EXERCISE GOAL
Reproduce the material below line for line, changing no character, and leave the pictures out of your answer.

TASK INPUT
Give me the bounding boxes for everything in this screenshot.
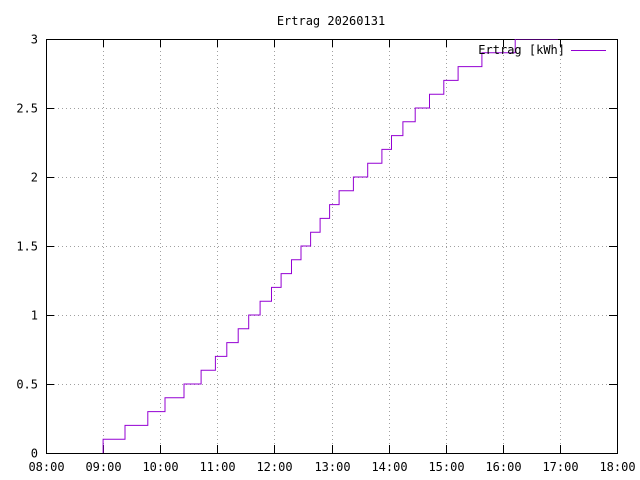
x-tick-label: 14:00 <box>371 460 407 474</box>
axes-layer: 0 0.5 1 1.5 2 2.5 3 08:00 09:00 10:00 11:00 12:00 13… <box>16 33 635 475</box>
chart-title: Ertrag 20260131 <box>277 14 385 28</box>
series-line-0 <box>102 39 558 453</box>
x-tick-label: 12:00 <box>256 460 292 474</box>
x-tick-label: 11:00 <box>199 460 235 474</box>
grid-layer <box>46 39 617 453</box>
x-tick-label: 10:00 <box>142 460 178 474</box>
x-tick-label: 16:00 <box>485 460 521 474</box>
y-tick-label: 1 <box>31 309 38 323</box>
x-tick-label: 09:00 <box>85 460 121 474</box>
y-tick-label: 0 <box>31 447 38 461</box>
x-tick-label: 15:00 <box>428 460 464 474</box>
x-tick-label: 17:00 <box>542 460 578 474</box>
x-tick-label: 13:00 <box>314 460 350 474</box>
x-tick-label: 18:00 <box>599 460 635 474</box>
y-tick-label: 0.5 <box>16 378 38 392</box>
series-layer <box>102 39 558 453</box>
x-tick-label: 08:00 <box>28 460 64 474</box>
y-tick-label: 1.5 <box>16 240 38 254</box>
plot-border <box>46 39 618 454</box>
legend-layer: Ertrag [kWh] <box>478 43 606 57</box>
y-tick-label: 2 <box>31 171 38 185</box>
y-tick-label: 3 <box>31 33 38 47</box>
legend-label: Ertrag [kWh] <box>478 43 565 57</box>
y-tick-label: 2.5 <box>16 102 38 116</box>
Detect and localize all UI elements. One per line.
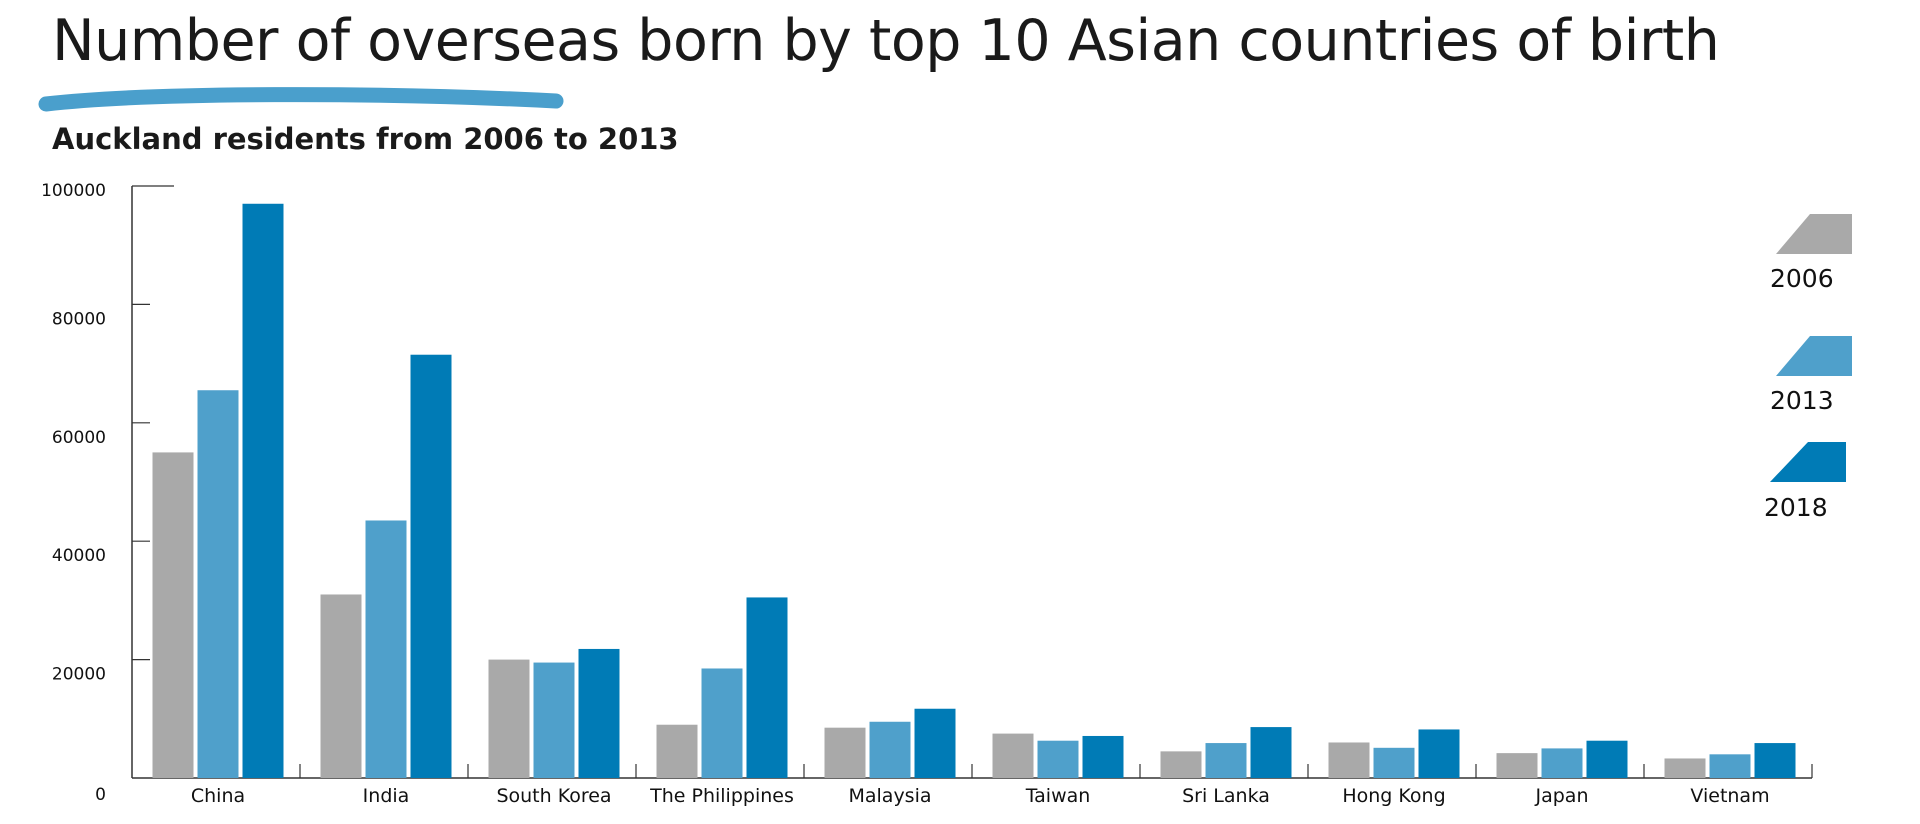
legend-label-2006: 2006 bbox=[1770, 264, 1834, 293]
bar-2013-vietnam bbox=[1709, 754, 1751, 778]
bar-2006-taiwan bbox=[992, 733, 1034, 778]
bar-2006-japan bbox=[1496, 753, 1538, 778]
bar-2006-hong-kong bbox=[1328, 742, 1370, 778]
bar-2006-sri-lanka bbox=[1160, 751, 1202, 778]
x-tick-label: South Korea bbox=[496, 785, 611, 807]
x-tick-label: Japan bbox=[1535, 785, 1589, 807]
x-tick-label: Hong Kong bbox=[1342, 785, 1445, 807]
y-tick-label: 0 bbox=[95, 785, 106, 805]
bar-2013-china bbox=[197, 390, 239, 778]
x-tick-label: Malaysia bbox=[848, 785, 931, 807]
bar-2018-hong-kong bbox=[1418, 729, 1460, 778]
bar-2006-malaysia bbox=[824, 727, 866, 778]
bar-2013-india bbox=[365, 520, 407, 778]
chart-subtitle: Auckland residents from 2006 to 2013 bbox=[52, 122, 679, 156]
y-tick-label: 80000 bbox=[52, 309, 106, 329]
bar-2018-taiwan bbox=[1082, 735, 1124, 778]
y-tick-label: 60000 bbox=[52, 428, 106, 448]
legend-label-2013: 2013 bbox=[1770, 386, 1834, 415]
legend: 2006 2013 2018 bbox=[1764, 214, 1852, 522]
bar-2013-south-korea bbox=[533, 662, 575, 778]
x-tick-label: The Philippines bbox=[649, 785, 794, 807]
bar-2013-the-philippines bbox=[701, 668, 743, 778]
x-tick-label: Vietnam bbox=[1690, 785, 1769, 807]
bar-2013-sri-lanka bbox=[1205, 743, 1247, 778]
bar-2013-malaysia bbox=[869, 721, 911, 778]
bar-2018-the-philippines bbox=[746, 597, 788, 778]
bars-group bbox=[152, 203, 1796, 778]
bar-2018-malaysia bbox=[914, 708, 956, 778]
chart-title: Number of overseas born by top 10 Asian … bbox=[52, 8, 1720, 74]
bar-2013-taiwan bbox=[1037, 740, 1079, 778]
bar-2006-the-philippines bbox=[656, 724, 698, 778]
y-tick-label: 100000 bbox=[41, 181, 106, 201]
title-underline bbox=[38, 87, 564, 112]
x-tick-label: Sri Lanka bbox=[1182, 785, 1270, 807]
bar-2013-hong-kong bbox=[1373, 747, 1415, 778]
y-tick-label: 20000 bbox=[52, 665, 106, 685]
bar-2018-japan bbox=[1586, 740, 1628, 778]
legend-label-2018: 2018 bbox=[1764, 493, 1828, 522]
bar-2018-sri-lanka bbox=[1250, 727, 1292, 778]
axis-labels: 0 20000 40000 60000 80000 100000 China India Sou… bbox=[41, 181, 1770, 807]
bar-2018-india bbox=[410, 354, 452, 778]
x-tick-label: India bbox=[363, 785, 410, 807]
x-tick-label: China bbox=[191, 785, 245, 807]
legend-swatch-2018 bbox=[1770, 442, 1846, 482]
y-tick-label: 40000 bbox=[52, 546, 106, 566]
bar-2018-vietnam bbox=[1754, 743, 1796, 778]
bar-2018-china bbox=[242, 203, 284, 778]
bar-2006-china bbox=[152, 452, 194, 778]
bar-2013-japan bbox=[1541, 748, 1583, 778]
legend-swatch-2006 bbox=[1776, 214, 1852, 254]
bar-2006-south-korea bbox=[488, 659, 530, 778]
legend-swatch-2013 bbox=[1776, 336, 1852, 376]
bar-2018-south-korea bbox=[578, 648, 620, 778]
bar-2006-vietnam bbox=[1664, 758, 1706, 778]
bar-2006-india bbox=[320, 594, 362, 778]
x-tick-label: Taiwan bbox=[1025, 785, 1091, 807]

OUTPUT FOR THIS TASK
Give me the bounding boxes for everything in this screenshot.
x-tick-label: 14:00 <box>371 460 407 474</box>
axes-layer: 0 0.5 1 1.5 2 2.5 3 08:00 09:00 10:00 11:00 12:00 13… <box>16 33 635 475</box>
chart-title: Ertrag 20260131 <box>277 14 385 28</box>
series-line-0 <box>102 39 558 453</box>
x-tick-label: 12:00 <box>256 460 292 474</box>
x-tick-label: 11:00 <box>199 460 235 474</box>
grid-layer <box>46 39 617 453</box>
x-tick-label: 10:00 <box>142 460 178 474</box>
x-tick-label: 16:00 <box>485 460 521 474</box>
y-tick-label: 1 <box>31 309 38 323</box>
x-tick-label: 09:00 <box>85 460 121 474</box>
y-tick-label: 0 <box>31 447 38 461</box>
x-tick-label: 15:00 <box>428 460 464 474</box>
x-tick-label: 17:00 <box>542 460 578 474</box>
x-tick-label: 13:00 <box>314 460 350 474</box>
x-tick-label: 18:00 <box>599 460 635 474</box>
y-tick-label: 0.5 <box>16 378 38 392</box>
series-layer <box>102 39 558 453</box>
x-tick-label: 08:00 <box>28 460 64 474</box>
y-tick-label: 1.5 <box>16 240 38 254</box>
plot-border <box>46 39 618 454</box>
legend-layer: Ertrag [kWh] <box>478 43 606 57</box>
y-tick-label: 2 <box>31 171 38 185</box>
y-tick-label: 3 <box>31 33 38 47</box>
legend-label: Ertrag [kWh] <box>478 43 565 57</box>
y-tick-label: 2.5 <box>16 102 38 116</box>
Detect and localize all UI elements. One per line.
legend-label-2006: 2006 bbox=[1770, 264, 1834, 293]
bar-2013-vietnam bbox=[1709, 754, 1751, 778]
bar-2006-taiwan bbox=[992, 733, 1034, 778]
bar-2006-japan bbox=[1496, 753, 1538, 778]
bar-2006-hong-kong bbox=[1328, 742, 1370, 778]
bar-2006-sri-lanka bbox=[1160, 751, 1202, 778]
x-tick-label: South Korea bbox=[496, 785, 611, 807]
x-tick-label: Japan bbox=[1535, 785, 1589, 807]
x-tick-label: Hong Kong bbox=[1342, 785, 1445, 807]
y-tick-label: 0 bbox=[95, 785, 106, 805]
bar-2013-china bbox=[197, 390, 239, 778]
x-tick-label: Malaysia bbox=[848, 785, 931, 807]
bar-2018-hong-kong bbox=[1418, 729, 1460, 778]
bar-2006-malaysia bbox=[824, 727, 866, 778]
bar-2013-india bbox=[365, 520, 407, 778]
chart-subtitle: Auckland residents from 2006 to 2013 bbox=[52, 122, 679, 156]
y-tick-label: 80000 bbox=[52, 309, 106, 329]
bar-2018-taiwan bbox=[1082, 735, 1124, 778]
y-tick-label: 60000 bbox=[52, 428, 106, 448]
legend-label-2013: 2013 bbox=[1770, 386, 1834, 415]
legend: 2006 2013 2018 bbox=[1764, 214, 1852, 522]
bar-2013-south-korea bbox=[533, 662, 575, 778]
x-tick-label: The Philippines bbox=[649, 785, 794, 807]
bar-2013-the-philippines bbox=[701, 668, 743, 778]
x-tick-label: Vietnam bbox=[1690, 785, 1769, 807]
bar-2013-sri-lanka bbox=[1205, 743, 1247, 778]
bar-2013-malaysia bbox=[869, 721, 911, 778]
bar-2018-the-philippines bbox=[746, 597, 788, 778]
bars-group bbox=[152, 203, 1796, 778]
bar-2018-malaysia bbox=[914, 708, 956, 778]
chart-title: Number of overseas born by top 10 Asian … bbox=[52, 8, 1720, 74]
bar-2013-taiwan bbox=[1037, 740, 1079, 778]
bar-2006-the-philippines bbox=[656, 724, 698, 778]
y-tick-label: 100000 bbox=[41, 181, 106, 201]
title-underline bbox=[38, 87, 564, 112]
x-tick-label: Sri Lanka bbox=[1182, 785, 1270, 807]
bar-2013-hong-kong bbox=[1373, 747, 1415, 778]
y-tick-label: 20000 bbox=[52, 665, 106, 685]
bar-2018-japan bbox=[1586, 740, 1628, 778]
legend-label-2018: 2018 bbox=[1764, 493, 1828, 522]
bar-2018-sri-lanka bbox=[1250, 727, 1292, 778]
axis-labels: 0 20000 40000 60000 80000 100000 China India Sou… bbox=[41, 181, 1770, 807]
bar-2018-india bbox=[410, 354, 452, 778]
x-tick-label: India bbox=[363, 785, 410, 807]
x-tick-label: China bbox=[191, 785, 245, 807]
legend-swatch-2018 bbox=[1770, 442, 1846, 482]
y-tick-label: 40000 bbox=[52, 546, 106, 566]
bar-2018-vietnam bbox=[1754, 743, 1796, 778]
bar-2018-china bbox=[242, 203, 284, 778]
bar-2006-china bbox=[152, 452, 194, 778]
bar-2013-japan bbox=[1541, 748, 1583, 778]
legend-swatch-2006 bbox=[1776, 214, 1852, 254]
bar-2006-south-korea bbox=[488, 659, 530, 778]
legend-swatch-2013 bbox=[1776, 336, 1852, 376]
bar-2018-south-korea bbox=[578, 648, 620, 778]
bar-2006-vietnam bbox=[1664, 758, 1706, 778]
bar-2006-india bbox=[320, 594, 362, 778]
x-tick-label: Taiwan bbox=[1025, 785, 1091, 807]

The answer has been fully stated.